==== Given records
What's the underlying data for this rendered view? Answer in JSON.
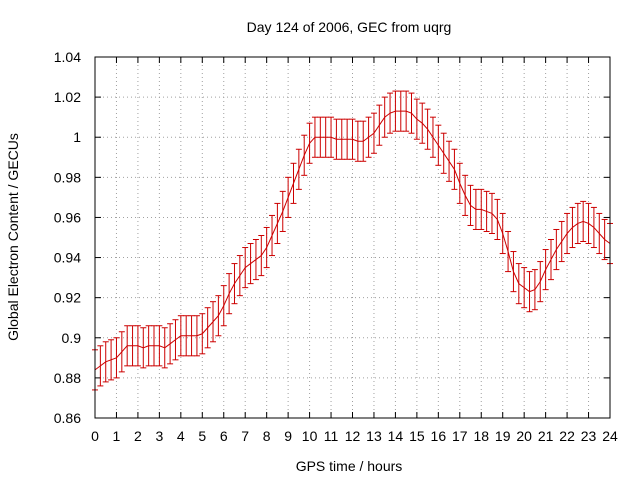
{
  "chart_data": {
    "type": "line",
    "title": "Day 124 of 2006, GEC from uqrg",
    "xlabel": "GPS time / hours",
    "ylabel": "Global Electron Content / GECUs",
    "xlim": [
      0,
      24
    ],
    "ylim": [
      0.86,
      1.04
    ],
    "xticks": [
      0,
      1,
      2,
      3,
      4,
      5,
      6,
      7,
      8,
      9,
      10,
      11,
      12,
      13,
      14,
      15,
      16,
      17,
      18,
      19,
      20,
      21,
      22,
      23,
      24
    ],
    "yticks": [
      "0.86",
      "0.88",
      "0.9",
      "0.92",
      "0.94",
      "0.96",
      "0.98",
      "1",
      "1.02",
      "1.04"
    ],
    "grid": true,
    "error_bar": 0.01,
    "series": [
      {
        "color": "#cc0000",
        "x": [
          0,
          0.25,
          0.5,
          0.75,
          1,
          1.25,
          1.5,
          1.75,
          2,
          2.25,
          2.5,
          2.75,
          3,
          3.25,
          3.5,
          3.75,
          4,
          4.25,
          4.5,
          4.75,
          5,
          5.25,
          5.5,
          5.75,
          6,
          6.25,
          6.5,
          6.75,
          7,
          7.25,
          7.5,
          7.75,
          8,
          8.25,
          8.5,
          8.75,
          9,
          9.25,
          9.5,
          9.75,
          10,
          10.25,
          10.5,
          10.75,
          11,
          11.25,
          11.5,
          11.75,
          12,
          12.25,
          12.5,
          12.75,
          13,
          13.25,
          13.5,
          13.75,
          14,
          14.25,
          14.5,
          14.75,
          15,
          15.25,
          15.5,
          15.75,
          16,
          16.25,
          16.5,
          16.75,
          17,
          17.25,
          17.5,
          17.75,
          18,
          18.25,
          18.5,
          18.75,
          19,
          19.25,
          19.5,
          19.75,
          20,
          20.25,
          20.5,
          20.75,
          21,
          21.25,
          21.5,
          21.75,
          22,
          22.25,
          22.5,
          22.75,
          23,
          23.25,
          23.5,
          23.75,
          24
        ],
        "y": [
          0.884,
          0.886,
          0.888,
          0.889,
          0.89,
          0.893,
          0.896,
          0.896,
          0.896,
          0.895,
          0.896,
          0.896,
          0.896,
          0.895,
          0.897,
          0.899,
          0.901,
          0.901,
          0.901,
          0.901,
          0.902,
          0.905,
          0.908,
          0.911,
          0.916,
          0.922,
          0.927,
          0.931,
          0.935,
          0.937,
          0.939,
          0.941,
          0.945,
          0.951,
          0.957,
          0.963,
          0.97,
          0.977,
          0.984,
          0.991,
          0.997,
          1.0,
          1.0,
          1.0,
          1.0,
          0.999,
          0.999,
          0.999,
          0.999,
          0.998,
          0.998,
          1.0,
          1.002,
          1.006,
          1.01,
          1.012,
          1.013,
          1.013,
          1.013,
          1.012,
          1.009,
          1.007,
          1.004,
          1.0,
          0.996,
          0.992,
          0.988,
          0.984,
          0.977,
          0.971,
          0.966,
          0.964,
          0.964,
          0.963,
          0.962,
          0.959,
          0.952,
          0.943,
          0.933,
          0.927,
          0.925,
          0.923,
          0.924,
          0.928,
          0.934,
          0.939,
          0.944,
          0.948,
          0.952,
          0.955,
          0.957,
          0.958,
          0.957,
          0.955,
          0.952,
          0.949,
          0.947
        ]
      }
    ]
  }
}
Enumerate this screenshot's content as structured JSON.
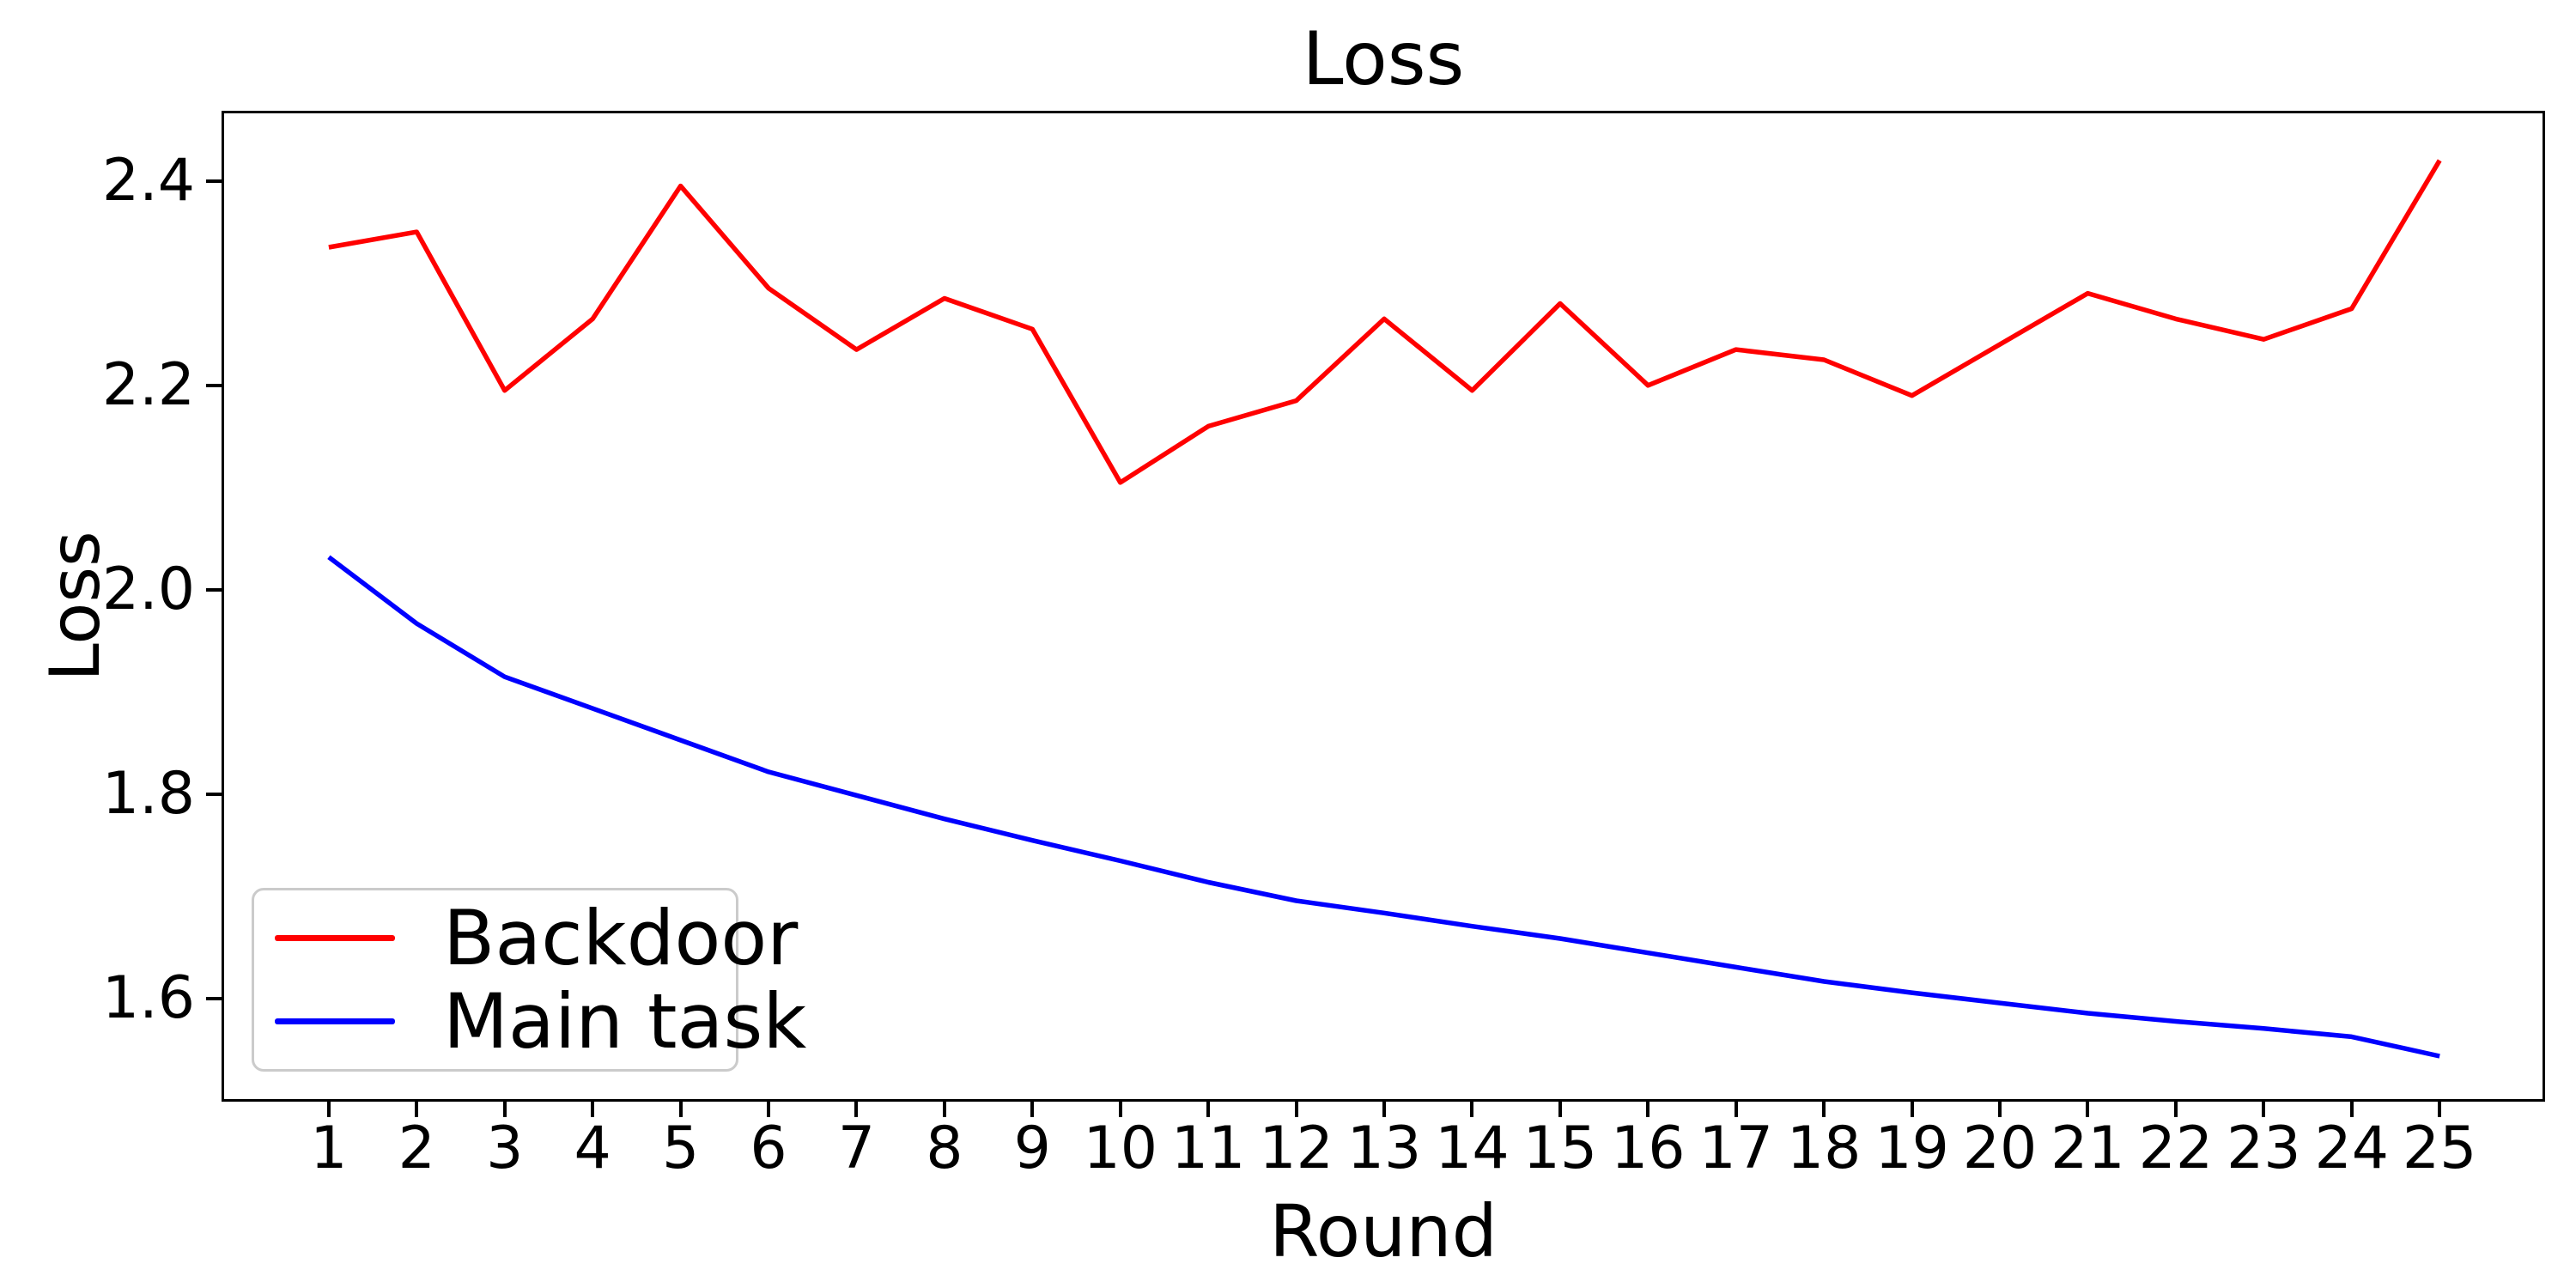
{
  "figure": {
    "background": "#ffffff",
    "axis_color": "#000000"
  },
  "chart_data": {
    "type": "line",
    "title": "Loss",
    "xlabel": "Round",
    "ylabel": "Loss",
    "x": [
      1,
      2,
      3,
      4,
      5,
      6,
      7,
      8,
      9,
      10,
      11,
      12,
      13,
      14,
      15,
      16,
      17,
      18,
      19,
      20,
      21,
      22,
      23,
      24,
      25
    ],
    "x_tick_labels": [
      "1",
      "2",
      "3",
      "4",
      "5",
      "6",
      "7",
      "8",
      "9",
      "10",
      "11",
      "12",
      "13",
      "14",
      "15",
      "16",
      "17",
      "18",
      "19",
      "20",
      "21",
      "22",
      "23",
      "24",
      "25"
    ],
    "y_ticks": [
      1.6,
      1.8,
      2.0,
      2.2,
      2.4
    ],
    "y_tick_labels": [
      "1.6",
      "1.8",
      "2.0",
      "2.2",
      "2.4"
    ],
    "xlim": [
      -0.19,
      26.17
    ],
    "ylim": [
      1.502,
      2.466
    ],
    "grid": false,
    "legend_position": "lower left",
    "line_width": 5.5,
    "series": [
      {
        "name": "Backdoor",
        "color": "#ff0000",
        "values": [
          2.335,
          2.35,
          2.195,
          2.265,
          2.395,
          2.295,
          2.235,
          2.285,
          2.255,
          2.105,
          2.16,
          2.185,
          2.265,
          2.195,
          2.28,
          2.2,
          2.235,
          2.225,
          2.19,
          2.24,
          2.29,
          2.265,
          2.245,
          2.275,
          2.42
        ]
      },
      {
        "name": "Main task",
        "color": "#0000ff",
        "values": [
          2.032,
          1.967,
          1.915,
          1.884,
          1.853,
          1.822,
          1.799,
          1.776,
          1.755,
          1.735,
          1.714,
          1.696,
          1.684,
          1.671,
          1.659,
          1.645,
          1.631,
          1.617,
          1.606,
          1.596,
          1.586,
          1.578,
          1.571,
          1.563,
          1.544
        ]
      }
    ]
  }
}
========
Find every line with the word "JSON" and state how many there are, with no other words.

2